▶ **Requirement**:
Extract each line holding the word "JSON" from the entries.

Items from a figure collection
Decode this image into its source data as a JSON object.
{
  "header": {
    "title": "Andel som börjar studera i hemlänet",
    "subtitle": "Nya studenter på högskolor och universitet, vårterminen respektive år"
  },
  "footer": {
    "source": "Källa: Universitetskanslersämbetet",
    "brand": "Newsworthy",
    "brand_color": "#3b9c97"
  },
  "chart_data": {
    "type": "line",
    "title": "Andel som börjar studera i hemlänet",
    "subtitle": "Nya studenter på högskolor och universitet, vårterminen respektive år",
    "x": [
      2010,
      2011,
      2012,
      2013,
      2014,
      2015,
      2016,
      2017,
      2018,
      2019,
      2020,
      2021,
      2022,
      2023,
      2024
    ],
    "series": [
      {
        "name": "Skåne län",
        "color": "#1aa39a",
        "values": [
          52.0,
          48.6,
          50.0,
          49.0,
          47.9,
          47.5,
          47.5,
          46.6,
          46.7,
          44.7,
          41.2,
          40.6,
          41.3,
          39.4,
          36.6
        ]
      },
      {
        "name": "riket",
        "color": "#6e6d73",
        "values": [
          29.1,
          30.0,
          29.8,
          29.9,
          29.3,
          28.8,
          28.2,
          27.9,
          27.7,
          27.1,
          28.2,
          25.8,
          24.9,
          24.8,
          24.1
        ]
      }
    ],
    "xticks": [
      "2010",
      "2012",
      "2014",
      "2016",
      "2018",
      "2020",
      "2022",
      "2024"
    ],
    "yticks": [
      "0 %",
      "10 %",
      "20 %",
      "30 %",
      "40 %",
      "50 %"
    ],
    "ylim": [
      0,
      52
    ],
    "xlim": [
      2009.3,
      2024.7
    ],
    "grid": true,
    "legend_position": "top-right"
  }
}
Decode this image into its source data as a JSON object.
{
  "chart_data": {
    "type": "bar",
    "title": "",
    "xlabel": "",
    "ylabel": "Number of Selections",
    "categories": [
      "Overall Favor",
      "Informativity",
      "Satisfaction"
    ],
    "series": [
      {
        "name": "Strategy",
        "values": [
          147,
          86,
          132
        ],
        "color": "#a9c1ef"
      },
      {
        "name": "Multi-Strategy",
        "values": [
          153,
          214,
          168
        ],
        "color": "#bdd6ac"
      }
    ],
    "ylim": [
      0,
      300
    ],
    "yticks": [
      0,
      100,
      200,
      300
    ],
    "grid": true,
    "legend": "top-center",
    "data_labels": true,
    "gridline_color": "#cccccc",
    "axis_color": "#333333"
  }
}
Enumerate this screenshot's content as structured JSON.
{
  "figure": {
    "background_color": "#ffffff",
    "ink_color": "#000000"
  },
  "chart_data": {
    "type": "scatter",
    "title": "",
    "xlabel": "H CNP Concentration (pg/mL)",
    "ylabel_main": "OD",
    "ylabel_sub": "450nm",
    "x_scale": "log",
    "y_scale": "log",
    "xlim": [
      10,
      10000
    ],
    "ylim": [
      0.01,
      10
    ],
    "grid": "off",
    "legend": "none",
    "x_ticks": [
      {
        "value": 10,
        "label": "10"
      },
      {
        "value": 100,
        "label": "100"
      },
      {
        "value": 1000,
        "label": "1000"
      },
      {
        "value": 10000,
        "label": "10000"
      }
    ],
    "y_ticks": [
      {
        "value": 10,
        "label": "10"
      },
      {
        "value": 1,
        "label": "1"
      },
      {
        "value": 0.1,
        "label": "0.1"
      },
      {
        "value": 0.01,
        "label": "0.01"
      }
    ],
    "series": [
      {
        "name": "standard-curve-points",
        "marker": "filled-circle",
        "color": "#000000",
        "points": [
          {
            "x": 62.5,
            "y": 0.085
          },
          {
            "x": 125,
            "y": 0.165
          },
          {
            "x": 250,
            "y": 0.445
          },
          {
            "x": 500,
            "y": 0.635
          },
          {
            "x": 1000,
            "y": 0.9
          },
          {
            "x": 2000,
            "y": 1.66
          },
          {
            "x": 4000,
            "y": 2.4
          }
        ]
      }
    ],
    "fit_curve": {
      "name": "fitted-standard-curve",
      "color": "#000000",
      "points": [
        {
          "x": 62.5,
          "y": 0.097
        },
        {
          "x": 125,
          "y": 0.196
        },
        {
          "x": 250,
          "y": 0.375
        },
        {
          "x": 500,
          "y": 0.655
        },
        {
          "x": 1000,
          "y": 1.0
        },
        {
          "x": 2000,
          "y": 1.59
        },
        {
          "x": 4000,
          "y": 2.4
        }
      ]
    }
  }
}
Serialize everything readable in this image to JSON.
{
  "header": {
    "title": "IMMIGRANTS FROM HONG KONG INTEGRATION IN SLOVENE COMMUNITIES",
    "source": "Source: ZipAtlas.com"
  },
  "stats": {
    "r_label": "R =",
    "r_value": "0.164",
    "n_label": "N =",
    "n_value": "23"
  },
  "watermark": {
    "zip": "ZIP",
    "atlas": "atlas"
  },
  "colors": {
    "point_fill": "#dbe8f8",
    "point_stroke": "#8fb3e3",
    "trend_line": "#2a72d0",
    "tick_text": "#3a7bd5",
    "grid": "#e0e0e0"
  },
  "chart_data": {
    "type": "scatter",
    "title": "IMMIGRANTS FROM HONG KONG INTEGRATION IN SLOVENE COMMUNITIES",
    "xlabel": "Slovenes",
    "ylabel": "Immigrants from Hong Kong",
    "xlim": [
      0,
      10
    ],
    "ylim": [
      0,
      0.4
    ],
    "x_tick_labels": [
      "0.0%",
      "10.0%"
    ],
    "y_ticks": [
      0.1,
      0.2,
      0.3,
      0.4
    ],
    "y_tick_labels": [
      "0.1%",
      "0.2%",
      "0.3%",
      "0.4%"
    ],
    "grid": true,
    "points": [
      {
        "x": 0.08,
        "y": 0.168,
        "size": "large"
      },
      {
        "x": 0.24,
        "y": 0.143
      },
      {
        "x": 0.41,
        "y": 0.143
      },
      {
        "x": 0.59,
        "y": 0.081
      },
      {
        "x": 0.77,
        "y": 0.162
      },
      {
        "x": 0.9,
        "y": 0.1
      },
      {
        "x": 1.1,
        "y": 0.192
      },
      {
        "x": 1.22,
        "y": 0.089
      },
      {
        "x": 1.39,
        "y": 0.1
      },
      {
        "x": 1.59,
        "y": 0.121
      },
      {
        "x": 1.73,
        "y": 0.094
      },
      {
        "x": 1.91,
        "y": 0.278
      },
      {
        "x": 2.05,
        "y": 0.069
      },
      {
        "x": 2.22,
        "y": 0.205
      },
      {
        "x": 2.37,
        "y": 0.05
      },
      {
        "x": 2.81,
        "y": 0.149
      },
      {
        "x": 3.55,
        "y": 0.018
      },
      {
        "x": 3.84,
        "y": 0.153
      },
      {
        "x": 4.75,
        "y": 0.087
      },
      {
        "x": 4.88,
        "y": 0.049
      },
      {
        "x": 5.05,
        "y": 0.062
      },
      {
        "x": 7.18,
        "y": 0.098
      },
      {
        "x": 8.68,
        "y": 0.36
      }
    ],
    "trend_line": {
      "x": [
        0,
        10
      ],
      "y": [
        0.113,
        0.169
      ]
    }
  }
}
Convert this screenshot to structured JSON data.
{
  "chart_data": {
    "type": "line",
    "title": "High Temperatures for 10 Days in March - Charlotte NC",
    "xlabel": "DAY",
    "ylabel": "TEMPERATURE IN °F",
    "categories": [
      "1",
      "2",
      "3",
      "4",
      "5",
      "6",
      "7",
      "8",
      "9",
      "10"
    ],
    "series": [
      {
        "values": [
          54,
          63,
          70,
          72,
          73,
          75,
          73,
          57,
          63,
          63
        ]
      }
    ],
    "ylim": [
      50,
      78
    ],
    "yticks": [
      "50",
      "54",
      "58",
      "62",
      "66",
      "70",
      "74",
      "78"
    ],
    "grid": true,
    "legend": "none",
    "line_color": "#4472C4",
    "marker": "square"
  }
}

▶ **Solved exercise**:
Decode this image into its source data as a JSON object.
Decode this image into its source data as a JSON object.
Enumerate this screenshot's content as structured JSON.
Serialize everything readable in this image to JSON.
Convert this screenshot to structured JSON data.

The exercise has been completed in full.